──────── Stored rows
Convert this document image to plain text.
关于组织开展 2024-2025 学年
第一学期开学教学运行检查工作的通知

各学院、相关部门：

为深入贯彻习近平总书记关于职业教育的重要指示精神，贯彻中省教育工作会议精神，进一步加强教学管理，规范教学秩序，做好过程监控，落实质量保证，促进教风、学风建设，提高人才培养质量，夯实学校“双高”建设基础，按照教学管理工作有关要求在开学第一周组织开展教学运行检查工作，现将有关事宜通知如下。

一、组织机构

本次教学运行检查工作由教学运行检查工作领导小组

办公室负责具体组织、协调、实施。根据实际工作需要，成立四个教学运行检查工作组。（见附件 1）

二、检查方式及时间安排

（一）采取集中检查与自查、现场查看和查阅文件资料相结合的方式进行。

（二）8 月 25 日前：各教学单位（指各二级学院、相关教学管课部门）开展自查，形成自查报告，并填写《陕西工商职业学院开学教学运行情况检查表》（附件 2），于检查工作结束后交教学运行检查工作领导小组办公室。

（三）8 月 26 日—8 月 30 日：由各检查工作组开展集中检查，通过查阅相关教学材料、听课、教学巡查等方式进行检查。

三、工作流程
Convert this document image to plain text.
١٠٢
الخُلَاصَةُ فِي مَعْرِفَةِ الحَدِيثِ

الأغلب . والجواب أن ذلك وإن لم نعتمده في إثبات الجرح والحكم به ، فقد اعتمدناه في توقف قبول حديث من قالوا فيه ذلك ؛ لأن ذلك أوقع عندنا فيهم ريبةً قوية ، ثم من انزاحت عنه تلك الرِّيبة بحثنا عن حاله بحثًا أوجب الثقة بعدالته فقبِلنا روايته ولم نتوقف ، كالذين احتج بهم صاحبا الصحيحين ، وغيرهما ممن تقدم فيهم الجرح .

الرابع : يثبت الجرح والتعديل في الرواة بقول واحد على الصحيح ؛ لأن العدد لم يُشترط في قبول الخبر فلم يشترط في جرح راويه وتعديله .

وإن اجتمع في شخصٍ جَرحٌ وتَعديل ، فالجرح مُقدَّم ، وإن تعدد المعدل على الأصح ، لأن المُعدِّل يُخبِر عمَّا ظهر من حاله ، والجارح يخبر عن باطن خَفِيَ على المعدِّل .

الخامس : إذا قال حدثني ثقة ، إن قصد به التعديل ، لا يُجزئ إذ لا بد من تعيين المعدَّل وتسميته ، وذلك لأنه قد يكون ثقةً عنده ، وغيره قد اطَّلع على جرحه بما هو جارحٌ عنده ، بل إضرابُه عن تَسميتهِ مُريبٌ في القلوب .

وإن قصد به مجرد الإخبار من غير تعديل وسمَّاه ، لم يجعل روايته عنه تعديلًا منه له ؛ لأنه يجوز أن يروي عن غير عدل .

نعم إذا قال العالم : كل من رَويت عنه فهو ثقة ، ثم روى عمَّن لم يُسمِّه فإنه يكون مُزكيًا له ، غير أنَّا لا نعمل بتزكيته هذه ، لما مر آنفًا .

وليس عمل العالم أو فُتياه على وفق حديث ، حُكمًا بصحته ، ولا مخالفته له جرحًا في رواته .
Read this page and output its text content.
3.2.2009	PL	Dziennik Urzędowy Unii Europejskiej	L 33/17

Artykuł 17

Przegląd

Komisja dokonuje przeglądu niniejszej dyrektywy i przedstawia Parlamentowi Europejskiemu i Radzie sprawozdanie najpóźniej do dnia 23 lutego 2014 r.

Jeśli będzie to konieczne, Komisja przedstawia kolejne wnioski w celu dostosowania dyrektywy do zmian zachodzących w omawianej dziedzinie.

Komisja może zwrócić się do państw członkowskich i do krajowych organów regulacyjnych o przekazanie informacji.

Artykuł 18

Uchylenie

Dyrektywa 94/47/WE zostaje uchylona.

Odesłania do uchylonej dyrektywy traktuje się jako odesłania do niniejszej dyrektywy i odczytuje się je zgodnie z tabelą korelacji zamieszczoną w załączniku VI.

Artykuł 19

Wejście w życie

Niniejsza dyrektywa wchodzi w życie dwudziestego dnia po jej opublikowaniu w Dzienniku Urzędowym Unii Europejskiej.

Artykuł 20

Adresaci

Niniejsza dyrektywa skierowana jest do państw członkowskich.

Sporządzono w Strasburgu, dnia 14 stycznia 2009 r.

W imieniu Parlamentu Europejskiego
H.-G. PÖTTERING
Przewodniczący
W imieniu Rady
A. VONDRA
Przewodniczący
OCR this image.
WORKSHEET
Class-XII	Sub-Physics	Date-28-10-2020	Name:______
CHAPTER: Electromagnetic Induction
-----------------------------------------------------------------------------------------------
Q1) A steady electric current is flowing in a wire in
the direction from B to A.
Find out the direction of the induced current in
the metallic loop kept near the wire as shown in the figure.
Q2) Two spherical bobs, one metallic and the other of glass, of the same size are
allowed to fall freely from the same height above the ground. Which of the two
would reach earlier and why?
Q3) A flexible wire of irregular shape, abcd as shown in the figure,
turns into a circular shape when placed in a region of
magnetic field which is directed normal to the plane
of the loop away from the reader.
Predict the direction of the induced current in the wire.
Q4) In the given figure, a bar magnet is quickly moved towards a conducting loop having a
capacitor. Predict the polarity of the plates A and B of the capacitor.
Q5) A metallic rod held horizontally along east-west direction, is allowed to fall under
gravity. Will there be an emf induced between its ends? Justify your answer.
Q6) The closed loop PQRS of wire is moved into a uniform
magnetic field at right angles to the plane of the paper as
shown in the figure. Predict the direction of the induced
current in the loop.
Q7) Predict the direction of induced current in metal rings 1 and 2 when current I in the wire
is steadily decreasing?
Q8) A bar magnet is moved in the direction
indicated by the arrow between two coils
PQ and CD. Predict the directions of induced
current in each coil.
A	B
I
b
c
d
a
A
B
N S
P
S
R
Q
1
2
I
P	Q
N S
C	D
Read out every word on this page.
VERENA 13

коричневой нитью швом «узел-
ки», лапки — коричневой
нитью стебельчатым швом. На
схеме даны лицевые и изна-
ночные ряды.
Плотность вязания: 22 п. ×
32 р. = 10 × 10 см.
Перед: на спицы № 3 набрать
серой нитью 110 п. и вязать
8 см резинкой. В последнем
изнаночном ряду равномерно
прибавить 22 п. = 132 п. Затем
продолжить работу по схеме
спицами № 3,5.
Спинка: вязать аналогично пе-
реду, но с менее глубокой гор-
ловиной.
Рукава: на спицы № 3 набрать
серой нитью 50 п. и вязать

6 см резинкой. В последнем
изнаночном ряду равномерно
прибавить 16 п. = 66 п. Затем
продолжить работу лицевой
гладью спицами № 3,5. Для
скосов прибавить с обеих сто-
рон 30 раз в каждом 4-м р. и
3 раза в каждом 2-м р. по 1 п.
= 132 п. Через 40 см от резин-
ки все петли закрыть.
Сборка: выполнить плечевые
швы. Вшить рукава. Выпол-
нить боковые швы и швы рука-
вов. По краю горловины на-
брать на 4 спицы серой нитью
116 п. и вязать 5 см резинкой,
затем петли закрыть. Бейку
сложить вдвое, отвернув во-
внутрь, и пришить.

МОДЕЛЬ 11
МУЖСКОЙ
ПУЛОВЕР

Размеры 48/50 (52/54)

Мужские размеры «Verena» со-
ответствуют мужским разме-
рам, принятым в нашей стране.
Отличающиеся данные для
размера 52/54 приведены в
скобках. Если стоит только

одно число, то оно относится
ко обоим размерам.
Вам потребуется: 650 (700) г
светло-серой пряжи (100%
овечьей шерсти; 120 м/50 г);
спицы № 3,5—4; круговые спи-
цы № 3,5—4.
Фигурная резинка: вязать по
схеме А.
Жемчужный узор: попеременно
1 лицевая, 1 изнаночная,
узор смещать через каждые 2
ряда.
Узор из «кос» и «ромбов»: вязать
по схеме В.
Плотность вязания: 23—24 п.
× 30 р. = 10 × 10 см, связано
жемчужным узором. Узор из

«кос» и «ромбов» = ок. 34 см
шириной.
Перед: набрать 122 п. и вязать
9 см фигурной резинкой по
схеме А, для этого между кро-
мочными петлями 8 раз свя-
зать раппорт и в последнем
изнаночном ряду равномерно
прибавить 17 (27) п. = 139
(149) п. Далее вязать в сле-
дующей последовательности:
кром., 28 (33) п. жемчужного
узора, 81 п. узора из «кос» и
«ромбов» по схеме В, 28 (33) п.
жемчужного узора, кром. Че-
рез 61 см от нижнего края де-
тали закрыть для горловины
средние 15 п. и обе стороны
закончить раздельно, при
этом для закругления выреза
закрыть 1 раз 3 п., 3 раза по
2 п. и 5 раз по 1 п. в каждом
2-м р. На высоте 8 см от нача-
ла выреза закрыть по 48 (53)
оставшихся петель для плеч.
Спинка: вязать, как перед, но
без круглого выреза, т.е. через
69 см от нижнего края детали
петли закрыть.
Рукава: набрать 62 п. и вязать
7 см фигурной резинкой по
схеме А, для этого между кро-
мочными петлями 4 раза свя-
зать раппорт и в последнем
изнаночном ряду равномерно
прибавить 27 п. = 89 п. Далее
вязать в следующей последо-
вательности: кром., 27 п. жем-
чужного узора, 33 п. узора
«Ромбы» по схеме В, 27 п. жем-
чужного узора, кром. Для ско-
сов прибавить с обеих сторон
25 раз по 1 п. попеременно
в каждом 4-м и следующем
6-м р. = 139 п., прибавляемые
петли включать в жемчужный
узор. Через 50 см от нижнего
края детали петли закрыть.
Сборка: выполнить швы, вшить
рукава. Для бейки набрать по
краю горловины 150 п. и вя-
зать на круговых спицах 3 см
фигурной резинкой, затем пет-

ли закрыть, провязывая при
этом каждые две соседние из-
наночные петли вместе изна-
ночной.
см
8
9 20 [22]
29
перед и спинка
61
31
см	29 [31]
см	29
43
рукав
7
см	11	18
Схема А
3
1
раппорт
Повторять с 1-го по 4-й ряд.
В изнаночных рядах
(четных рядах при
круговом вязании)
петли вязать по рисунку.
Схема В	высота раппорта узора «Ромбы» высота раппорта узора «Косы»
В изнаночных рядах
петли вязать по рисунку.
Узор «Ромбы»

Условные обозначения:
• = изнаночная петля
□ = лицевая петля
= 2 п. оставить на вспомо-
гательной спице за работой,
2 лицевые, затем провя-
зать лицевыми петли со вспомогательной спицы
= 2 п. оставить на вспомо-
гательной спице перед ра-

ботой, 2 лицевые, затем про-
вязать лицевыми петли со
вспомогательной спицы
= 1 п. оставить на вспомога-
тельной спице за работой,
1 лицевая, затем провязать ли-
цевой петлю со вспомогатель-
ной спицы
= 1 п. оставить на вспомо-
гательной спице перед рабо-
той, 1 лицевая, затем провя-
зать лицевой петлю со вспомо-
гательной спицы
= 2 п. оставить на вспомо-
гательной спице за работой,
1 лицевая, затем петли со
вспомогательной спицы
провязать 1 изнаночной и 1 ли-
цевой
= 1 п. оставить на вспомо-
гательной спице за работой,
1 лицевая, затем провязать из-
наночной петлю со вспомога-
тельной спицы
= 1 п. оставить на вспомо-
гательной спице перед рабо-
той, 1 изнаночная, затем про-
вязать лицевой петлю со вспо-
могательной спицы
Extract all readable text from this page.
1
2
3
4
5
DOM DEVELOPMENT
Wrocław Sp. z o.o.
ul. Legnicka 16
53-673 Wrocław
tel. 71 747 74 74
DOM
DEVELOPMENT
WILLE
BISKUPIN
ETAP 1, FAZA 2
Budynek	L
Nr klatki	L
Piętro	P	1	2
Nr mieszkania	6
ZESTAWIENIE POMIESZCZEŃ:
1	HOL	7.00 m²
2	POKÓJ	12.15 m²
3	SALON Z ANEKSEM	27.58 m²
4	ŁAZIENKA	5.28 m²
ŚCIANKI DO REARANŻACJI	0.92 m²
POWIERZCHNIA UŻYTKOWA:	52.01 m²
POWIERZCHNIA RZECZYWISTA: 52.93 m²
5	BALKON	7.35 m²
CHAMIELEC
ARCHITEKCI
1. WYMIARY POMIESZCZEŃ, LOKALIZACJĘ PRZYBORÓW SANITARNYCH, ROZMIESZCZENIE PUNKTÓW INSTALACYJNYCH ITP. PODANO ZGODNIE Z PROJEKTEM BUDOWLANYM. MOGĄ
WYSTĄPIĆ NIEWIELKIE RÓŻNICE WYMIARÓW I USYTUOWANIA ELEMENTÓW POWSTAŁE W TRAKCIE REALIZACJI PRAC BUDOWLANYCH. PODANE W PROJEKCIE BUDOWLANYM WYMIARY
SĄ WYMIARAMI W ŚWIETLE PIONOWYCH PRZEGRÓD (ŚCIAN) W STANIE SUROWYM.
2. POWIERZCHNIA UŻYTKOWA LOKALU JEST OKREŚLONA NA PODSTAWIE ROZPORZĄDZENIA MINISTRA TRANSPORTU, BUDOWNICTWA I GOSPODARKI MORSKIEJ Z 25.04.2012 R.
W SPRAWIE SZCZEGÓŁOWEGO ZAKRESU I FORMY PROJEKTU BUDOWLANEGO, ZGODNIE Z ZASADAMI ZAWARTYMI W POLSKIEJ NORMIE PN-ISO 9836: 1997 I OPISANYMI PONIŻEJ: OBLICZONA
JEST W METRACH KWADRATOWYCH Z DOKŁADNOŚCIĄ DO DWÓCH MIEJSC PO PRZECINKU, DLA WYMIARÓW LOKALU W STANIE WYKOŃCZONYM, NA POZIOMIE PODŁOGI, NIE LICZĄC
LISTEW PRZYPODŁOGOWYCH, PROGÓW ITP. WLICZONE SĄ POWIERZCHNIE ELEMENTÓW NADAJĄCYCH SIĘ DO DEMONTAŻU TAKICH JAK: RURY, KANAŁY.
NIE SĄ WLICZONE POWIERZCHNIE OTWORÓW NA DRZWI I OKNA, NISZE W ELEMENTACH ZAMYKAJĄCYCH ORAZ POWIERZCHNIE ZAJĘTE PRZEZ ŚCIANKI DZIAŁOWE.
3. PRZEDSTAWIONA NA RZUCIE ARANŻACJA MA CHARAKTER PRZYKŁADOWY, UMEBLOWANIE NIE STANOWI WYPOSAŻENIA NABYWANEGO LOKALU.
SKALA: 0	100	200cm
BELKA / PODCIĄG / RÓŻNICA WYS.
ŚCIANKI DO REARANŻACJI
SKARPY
────────────────
▶ Your task:
Copy out every line from the data above that has "работу" in it.

▶ Task output:
продолжить работу по схеме
продолжить работу лицевой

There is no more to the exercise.